What needs to be done: Repeat every entry in the listing below, exactly.

------------------------------------------------------------

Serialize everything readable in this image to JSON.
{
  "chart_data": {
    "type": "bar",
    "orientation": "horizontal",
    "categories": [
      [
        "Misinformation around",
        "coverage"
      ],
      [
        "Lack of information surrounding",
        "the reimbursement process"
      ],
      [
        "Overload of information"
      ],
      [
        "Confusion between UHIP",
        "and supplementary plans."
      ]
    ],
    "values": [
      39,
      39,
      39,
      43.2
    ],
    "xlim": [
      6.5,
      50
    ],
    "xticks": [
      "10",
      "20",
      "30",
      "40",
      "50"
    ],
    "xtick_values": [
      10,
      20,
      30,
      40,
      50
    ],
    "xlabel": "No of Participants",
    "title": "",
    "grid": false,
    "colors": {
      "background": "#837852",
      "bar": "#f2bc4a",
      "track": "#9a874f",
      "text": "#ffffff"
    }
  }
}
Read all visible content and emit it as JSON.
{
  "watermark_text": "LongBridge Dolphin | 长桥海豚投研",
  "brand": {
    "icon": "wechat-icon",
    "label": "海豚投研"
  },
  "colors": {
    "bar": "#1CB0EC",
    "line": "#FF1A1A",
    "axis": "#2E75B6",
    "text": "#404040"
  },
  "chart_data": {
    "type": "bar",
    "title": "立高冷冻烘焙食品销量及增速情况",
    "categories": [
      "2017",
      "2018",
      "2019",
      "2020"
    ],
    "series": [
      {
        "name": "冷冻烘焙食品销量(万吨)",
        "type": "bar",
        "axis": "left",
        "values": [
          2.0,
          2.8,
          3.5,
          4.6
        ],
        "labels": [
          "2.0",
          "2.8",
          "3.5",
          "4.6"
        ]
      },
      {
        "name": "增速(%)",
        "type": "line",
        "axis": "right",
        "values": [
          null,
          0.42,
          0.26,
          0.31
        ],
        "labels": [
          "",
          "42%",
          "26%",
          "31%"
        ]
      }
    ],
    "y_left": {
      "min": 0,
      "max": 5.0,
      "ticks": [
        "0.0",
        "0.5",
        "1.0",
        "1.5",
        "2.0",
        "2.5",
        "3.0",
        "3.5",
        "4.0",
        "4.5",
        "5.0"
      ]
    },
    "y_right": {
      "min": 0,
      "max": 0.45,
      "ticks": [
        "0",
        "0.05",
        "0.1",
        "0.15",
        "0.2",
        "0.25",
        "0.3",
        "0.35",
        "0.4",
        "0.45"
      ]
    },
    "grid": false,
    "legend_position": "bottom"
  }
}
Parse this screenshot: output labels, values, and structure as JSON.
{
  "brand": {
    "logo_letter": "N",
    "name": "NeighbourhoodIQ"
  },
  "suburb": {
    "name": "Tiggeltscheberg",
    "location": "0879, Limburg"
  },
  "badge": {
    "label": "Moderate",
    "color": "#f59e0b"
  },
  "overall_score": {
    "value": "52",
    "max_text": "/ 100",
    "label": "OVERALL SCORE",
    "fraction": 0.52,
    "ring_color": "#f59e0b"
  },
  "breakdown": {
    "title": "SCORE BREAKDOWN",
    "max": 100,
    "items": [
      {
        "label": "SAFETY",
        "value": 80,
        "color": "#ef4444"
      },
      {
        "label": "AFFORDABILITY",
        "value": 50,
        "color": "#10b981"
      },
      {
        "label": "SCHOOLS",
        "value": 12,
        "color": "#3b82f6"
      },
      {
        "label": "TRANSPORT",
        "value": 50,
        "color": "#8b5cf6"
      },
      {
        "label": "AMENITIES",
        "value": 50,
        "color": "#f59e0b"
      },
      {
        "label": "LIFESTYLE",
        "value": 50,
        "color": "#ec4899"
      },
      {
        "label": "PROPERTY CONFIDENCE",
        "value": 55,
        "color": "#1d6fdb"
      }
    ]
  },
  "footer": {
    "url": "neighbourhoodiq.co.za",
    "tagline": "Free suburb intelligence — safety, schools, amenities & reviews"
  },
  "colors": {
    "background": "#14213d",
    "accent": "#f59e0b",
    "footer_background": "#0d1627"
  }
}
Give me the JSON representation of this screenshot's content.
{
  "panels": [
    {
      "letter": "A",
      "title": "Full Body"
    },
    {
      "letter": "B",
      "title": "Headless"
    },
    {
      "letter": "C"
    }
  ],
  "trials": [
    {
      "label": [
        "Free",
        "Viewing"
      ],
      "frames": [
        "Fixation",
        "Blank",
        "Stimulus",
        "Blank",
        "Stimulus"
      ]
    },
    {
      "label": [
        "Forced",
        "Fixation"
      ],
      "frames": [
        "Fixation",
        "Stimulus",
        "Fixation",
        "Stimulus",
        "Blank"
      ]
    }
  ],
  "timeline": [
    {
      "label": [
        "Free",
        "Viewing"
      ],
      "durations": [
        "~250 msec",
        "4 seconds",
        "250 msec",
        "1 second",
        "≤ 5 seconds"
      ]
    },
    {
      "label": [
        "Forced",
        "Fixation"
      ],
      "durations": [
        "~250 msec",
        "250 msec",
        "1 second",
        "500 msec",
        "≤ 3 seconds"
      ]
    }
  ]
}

------------------------------------------------------------

Result of this task:
Serialize everything readable in this image to JSON.
{
  "chart_data": {
    "type": "bar",
    "orientation": "horizontal",
    "categories": [
      [
        "Misinformation around",
        "coverage"
      ],
      [
        "Lack of information surrounding",
        "the reimbursement process"
      ],
      [
        "Overload of information"
      ],
      [
        "Confusion between UHIP",
        "and supplementary plans."
      ]
    ],
    "values": [
      39,
      39,
      39,
      43.2
    ],
    "xlim": [
      6.5,
      50
    ],
    "xticks": [
      "10",
      "20",
      "30",
      "40",
      "50"
    ],
    "xtick_values": [
      10,
      20,
      30,
      40,
      50
    ],
    "xlabel": "No of Participants",
    "title": "",
    "grid": false,
    "colors": {
      "background": "#837852",
      "bar": "#f2bc4a",
      "track": "#9a874f",
      "text": "#ffffff"
    }
  }
}
Read all visible content and emit it as JSON.
{
  "watermark_text": "LongBridge Dolphin | 长桥海豚投研",
  "brand": {
    "icon": "wechat-icon",
    "label": "海豚投研"
  },
  "colors": {
    "bar": "#1CB0EC",
    "line": "#FF1A1A",
    "axis": "#2E75B6",
    "text": "#404040"
  },
  "chart_data": {
    "type": "bar",
    "title": "立高冷冻烘焙食品销量及增速情况",
    "categories": [
      "2017",
      "2018",
      "2019",
      "2020"
    ],
    "series": [
      {
        "name": "冷冻烘焙食品销量(万吨)",
        "type": "bar",
        "axis": "left",
        "values": [
          2.0,
          2.8,
          3.5,
          4.6
        ],
        "labels": [
          "2.0",
          "2.8",
          "3.5",
          "4.6"
        ]
      },
      {
        "name": "增速(%)",
        "type": "line",
        "axis": "right",
        "values": [
          null,
          0.42,
          0.26,
          0.31
        ],
        "labels": [
          "",
          "42%",
          "26%",
          "31%"
        ]
      }
    ],
    "y_left": {
      "min": 0,
      "max": 5.0,
      "ticks": [
        "0.0",
        "0.5",
        "1.0",
        "1.5",
        "2.0",
        "2.5",
        "3.0",
        "3.5",
        "4.0",
        "4.5",
        "5.0"
      ]
    },
    "y_right": {
      "min": 0,
      "max": 0.45,
      "ticks": [
        "0",
        "0.05",
        "0.1",
        "0.15",
        "0.2",
        "0.25",
        "0.3",
        "0.35",
        "0.4",
        "0.45"
      ]
    },
    "grid": false,
    "legend_position": "bottom"
  }
}
Parse this screenshot: output labels, values, and structure as JSON.
{
  "brand": {
    "logo_letter": "N",
    "name": "NeighbourhoodIQ"
  },
  "suburb": {
    "name": "Tiggeltscheberg",
    "location": "0879, Limburg"
  },
  "badge": {
    "label": "Moderate",
    "color": "#f59e0b"
  },
  "overall_score": {
    "value": "52",
    "max_text": "/ 100",
    "label": "OVERALL SCORE",
    "fraction": 0.52,
    "ring_color": "#f59e0b"
  },
  "breakdown": {
    "title": "SCORE BREAKDOWN",
    "max": 100,
    "items": [
      {
        "label": "SAFETY",
        "value": 80,
        "color": "#ef4444"
      },
      {
        "label": "AFFORDABILITY",
        "value": 50,
        "color": "#10b981"
      },
      {
        "label": "SCHOOLS",
        "value": 12,
        "color": "#3b82f6"
      },
      {
        "label": "TRANSPORT",
        "value": 50,
        "color": "#8b5cf6"
      },
      {
        "label": "AMENITIES",
        "value": 50,
        "color": "#f59e0b"
      },
      {
        "label": "LIFESTYLE",
        "value": 50,
        "color": "#ec4899"
      },
      {
        "label": "PROPERTY CONFIDENCE",
        "value": 55,
        "color": "#1d6fdb"
      }
    ]
  },
  "footer": {
    "url": "neighbourhoodiq.co.za",
    "tagline": "Free suburb intelligence — safety, schools, amenities & reviews"
  },
  "colors": {
    "background": "#14213d",
    "accent": "#f59e0b",
    "footer_background": "#0d1627"
  }
}
Give me the JSON representation of this screenshot's content.
{
  "panels": [
    {
      "letter": "A",
      "title": "Full Body"
    },
    {
      "letter": "B",
      "title": "Headless"
    },
    {
      "letter": "C"
    }
  ],
  "trials": [
    {
      "label": [
        "Free",
        "Viewing"
      ],
      "frames": [
        "Fixation",
        "Blank",
        "Stimulus",
        "Blank",
        "Stimulus"
      ]
    },
    {
      "label": [
        "Forced",
        "Fixation"
      ],
      "frames": [
        "Fixation",
        "Stimulus",
        "Fixation",
        "Stimulus",
        "Blank"
      ]
    }
  ],
  "timeline": [
    {
      "label": [
        "Free",
        "Viewing"
      ],
      "durations": [
        "~250 msec",
        "4 seconds",
        "250 msec",
        "1 second",
        "≤ 5 seconds"
      ]
    },
    {
      "label": [
        "Forced",
        "Fixation"
      ],
      "durations": [
        "~250 msec",
        "250 msec",
        "1 second",
        "500 msec",
        "≤ 3 seconds"
      ]
    }
  ]
}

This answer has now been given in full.